State how many lines in the entries below contain "building". Write nothing but the number.

Stored data
※

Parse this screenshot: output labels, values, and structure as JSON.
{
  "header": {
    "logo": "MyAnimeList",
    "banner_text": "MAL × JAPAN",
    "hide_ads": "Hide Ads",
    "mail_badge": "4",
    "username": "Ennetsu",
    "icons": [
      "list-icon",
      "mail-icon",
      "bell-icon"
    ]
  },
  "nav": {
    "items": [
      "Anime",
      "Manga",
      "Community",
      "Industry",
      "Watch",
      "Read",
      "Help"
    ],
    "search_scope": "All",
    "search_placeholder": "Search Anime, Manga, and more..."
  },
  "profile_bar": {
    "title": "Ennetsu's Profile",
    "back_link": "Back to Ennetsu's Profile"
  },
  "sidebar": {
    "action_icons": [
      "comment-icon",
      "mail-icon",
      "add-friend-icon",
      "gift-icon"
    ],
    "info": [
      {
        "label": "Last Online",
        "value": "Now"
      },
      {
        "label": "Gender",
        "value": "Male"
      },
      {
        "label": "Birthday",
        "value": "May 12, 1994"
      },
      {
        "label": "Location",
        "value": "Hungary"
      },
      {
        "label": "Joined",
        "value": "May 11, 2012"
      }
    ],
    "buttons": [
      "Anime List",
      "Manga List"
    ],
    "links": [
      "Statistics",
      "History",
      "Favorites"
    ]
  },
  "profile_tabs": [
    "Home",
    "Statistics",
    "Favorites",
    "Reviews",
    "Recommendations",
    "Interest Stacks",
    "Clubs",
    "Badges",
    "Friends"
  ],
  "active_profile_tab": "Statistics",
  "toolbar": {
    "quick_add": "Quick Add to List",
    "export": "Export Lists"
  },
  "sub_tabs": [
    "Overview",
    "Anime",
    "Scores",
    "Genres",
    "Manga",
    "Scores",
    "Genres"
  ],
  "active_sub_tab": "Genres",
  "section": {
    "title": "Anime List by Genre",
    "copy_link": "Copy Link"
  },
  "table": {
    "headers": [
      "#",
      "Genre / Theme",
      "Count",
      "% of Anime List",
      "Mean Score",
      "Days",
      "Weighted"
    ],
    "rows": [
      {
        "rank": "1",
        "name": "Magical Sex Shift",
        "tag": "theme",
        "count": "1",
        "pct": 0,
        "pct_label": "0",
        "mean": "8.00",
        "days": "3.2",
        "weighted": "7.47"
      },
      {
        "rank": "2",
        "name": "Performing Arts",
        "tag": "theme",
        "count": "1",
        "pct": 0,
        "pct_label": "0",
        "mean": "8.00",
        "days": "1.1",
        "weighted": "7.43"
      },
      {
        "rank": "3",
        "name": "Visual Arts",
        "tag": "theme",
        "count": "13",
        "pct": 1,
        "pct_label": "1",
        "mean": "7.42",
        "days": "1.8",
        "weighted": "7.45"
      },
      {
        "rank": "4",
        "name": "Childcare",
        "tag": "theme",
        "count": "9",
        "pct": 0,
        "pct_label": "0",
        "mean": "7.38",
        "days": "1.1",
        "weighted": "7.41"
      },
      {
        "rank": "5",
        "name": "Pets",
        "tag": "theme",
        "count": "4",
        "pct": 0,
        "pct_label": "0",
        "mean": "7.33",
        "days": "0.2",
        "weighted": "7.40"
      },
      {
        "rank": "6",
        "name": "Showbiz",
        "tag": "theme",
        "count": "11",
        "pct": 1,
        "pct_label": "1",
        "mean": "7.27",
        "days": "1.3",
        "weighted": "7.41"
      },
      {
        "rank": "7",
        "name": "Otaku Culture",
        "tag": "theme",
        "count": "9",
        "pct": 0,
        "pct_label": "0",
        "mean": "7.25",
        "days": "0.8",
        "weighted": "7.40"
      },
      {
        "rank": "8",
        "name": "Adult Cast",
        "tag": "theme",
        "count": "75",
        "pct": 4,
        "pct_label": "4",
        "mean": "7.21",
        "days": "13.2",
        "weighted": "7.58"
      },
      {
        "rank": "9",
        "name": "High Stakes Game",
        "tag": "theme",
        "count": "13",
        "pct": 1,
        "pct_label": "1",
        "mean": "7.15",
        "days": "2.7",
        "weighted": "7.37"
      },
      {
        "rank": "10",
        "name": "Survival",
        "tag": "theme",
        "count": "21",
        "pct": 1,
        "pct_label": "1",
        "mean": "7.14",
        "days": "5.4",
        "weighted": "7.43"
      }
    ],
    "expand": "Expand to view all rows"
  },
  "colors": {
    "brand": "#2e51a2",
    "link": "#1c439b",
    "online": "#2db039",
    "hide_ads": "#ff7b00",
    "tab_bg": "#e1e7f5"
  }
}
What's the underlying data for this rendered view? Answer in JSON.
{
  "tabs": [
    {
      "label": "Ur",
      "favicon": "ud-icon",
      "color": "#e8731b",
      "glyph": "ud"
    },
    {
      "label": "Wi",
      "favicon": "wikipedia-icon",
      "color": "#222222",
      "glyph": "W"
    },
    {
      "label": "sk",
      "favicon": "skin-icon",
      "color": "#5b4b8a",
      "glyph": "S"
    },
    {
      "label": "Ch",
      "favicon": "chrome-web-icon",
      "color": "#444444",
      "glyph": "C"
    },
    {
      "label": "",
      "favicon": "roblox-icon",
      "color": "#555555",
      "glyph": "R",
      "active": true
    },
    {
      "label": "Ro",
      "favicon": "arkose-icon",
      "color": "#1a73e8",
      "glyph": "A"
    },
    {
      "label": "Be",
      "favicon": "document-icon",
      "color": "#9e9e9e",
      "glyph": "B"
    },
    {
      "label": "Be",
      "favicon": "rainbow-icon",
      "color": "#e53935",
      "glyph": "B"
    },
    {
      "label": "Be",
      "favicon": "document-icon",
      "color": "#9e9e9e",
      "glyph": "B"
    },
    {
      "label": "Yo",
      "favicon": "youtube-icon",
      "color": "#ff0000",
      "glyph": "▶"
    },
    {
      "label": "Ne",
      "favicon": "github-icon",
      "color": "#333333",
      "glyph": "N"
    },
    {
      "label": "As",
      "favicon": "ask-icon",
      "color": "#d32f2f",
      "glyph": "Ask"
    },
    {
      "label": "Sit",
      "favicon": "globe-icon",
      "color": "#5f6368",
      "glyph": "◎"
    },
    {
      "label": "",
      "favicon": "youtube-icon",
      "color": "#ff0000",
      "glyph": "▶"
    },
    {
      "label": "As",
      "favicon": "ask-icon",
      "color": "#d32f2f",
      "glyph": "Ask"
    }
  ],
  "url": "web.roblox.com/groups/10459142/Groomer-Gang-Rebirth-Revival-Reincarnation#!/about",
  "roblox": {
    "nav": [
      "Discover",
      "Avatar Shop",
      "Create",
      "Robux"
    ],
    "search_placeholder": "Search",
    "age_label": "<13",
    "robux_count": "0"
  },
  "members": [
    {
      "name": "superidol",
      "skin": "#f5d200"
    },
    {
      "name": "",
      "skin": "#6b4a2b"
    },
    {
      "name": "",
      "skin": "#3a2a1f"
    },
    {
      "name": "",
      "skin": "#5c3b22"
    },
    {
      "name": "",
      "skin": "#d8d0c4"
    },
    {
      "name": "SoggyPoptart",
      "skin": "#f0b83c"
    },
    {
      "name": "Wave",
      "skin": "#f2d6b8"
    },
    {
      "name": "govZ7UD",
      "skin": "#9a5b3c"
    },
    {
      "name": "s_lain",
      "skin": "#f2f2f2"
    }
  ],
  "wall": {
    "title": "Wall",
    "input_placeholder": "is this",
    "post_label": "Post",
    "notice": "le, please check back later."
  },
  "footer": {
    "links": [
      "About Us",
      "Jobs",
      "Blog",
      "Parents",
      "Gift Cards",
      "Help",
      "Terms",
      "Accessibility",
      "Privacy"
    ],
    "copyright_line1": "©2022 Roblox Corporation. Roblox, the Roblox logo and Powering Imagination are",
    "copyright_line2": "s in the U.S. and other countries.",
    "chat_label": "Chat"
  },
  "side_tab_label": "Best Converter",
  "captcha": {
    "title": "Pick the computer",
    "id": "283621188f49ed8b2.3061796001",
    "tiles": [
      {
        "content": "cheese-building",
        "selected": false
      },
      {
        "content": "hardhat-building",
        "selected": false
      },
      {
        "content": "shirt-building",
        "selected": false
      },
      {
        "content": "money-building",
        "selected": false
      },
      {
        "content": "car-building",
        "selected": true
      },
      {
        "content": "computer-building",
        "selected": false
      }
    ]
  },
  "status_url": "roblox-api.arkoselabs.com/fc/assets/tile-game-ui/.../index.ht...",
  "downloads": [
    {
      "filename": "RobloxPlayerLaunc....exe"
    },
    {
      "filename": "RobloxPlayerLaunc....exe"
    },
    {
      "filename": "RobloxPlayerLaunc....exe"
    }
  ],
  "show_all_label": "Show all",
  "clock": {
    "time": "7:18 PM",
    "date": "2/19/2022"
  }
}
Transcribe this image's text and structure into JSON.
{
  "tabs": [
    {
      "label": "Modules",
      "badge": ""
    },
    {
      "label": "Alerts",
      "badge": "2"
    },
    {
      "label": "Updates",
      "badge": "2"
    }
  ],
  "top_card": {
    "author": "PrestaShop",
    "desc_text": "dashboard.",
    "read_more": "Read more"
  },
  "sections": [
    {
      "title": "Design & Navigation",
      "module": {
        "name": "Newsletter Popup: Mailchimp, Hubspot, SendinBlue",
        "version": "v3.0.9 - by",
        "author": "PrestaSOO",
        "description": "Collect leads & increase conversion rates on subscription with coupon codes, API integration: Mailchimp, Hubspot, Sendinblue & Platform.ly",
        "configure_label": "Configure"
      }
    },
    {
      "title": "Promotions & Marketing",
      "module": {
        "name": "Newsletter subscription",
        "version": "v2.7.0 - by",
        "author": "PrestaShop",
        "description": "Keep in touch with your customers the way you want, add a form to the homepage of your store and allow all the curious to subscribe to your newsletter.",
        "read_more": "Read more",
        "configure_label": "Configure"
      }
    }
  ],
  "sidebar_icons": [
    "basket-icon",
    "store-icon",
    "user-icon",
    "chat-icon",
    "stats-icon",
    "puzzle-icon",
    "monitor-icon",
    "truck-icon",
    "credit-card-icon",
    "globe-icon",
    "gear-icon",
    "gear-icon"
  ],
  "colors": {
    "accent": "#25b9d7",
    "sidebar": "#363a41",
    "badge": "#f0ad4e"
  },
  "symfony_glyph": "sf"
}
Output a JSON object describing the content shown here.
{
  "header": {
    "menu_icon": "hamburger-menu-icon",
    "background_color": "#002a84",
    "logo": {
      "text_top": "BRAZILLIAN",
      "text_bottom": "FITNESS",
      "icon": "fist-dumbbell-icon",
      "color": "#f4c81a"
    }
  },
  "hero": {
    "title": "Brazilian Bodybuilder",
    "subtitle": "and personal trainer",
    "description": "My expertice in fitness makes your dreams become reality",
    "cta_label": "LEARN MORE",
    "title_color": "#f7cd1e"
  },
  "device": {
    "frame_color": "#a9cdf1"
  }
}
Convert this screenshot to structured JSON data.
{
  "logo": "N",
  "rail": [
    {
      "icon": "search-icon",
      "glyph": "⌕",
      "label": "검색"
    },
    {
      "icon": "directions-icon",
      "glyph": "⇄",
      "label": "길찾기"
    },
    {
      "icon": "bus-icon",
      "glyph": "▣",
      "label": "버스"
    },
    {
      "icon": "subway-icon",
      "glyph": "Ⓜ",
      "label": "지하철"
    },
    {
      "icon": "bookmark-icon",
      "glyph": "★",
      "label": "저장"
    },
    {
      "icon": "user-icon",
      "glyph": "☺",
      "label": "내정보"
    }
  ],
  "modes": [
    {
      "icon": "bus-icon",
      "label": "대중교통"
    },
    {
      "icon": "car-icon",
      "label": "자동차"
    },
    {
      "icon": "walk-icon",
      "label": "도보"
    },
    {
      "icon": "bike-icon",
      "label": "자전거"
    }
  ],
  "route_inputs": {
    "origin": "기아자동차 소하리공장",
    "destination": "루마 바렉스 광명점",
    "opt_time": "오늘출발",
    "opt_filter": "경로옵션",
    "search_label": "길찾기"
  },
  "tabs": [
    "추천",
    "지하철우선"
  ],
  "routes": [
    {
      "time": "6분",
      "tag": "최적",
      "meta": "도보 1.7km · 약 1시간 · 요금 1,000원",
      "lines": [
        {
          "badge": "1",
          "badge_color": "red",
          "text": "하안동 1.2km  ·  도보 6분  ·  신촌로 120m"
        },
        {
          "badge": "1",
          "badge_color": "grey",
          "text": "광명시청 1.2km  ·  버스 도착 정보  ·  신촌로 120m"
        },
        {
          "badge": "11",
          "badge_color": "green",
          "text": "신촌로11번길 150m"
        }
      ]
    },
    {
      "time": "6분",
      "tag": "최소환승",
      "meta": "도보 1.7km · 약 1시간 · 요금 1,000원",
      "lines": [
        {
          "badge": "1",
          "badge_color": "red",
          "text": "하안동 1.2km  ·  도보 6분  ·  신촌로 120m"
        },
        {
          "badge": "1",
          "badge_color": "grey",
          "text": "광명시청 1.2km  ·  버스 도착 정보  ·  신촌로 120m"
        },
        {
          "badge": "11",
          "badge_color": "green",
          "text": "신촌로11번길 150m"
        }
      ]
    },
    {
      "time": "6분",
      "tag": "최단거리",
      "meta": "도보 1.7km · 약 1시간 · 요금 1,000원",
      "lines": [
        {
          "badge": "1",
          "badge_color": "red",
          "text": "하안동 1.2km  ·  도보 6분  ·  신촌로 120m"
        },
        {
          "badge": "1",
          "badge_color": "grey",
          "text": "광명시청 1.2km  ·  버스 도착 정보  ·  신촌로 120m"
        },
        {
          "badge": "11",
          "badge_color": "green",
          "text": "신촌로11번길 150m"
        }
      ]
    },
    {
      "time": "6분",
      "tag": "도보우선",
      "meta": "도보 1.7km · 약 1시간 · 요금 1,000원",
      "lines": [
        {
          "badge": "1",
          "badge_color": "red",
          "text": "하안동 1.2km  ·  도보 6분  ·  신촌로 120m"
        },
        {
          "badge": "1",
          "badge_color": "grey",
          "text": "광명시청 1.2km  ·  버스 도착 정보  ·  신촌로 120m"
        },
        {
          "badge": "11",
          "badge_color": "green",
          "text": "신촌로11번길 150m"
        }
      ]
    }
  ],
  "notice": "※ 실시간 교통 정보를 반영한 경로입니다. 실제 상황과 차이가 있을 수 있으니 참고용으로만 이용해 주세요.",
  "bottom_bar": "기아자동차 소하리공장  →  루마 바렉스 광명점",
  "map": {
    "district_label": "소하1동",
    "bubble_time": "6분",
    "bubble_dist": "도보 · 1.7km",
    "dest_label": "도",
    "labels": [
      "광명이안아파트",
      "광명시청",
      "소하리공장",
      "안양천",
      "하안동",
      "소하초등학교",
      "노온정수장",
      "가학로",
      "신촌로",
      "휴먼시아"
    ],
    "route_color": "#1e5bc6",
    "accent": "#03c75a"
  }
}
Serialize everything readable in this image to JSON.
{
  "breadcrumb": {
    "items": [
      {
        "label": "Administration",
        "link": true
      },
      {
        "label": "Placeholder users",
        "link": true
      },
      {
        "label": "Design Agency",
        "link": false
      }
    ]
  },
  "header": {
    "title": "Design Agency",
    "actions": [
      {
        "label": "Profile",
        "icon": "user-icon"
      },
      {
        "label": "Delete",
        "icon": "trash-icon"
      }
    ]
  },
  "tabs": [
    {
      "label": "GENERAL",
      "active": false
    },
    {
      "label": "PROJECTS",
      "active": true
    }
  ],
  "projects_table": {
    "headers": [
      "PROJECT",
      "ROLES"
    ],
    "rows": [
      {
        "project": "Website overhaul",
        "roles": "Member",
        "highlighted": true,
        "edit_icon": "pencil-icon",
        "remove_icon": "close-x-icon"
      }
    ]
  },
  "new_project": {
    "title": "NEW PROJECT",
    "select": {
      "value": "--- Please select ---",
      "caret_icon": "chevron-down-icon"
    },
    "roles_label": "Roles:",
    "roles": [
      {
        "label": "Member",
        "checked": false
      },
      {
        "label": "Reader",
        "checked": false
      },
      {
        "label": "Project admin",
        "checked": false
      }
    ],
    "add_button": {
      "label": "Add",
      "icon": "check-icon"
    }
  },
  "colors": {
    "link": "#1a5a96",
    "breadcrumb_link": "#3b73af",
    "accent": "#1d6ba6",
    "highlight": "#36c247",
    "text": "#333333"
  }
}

※

- **Response below**:
6